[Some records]
-=-=-
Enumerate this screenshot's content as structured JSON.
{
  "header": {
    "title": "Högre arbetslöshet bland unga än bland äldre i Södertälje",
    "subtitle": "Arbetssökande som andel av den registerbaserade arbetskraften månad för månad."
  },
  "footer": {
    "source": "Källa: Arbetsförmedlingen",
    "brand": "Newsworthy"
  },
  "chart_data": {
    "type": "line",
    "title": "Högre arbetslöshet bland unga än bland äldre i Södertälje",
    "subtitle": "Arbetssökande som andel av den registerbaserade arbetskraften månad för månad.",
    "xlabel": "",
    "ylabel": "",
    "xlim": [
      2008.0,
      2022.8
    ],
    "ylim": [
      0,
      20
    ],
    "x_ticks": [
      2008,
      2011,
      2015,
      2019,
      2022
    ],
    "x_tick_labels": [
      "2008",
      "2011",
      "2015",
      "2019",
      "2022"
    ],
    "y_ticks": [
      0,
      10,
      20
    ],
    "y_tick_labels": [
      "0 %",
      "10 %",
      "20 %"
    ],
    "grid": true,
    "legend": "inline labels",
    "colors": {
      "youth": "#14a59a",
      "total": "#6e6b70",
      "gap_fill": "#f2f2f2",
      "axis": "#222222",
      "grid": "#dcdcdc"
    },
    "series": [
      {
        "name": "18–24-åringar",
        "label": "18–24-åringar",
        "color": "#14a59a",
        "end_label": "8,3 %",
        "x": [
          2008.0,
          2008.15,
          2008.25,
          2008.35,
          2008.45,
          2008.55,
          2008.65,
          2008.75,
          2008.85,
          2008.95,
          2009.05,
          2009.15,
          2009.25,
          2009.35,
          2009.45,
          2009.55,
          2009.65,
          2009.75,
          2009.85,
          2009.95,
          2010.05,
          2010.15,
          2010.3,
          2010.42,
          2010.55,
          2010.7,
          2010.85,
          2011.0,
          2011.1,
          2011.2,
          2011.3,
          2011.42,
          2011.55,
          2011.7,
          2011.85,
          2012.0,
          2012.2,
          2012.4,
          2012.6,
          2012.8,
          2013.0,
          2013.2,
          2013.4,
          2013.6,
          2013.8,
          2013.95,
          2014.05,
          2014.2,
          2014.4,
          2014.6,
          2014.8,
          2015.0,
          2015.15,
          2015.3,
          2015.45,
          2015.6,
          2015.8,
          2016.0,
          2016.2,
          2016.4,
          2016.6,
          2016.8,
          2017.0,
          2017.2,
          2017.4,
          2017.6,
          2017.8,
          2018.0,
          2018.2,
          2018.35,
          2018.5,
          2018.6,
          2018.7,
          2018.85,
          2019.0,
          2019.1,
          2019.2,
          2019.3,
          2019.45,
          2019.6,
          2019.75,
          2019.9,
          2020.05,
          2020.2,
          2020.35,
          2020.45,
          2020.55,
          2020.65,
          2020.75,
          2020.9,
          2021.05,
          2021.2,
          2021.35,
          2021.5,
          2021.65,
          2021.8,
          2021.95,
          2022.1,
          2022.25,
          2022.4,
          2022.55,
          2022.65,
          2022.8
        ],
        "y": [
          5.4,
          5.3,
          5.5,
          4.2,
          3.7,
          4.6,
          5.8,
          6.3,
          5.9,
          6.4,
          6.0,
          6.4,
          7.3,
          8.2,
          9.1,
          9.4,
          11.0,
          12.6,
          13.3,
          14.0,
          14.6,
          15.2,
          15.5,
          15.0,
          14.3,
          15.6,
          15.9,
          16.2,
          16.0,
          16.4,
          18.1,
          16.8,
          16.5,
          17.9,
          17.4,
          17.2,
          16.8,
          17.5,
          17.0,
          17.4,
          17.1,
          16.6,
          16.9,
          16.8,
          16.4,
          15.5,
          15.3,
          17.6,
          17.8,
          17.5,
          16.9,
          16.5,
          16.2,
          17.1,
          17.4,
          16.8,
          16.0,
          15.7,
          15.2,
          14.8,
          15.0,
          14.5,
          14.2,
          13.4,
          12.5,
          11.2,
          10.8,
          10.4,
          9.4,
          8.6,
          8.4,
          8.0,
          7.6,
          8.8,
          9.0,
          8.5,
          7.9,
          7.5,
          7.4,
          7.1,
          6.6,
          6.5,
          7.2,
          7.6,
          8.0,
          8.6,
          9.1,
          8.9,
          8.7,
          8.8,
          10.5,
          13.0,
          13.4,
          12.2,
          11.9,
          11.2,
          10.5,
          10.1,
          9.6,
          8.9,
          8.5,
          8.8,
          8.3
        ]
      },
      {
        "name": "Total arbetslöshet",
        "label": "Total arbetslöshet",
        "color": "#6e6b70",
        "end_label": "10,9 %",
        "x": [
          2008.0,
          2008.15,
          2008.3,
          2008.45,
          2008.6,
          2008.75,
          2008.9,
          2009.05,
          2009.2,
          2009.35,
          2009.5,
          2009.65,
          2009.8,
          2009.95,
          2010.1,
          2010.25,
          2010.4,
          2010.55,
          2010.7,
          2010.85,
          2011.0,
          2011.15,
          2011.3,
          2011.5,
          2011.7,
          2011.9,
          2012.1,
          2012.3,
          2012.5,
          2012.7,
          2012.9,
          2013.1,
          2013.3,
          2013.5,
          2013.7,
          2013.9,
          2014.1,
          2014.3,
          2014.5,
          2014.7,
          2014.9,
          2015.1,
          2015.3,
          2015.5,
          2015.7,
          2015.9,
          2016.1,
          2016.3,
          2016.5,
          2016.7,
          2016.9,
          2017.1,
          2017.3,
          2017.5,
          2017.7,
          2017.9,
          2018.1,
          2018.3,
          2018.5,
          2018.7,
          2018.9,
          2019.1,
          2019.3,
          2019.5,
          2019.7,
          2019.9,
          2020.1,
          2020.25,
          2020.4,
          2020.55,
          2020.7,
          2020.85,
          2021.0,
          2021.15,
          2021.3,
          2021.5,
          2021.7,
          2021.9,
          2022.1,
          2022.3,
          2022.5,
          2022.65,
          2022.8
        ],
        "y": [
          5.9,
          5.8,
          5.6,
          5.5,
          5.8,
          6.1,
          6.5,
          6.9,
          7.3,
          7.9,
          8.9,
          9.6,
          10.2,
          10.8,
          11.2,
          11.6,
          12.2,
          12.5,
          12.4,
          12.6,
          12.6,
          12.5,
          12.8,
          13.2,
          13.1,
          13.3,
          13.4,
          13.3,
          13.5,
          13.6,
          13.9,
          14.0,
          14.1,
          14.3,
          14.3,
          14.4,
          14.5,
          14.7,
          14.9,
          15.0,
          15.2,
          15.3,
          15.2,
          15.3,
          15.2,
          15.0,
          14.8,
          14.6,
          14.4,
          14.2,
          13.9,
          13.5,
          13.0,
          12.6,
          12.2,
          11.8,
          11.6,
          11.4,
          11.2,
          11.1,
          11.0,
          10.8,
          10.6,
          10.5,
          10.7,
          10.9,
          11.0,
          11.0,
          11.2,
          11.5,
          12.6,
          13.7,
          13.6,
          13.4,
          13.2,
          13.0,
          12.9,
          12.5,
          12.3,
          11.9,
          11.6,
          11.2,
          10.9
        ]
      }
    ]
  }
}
-=-=-
REQUEST:
Find every line holding the word "registerbaserade"; give their count and nothing else.

EXPECTED OUTPUT:
2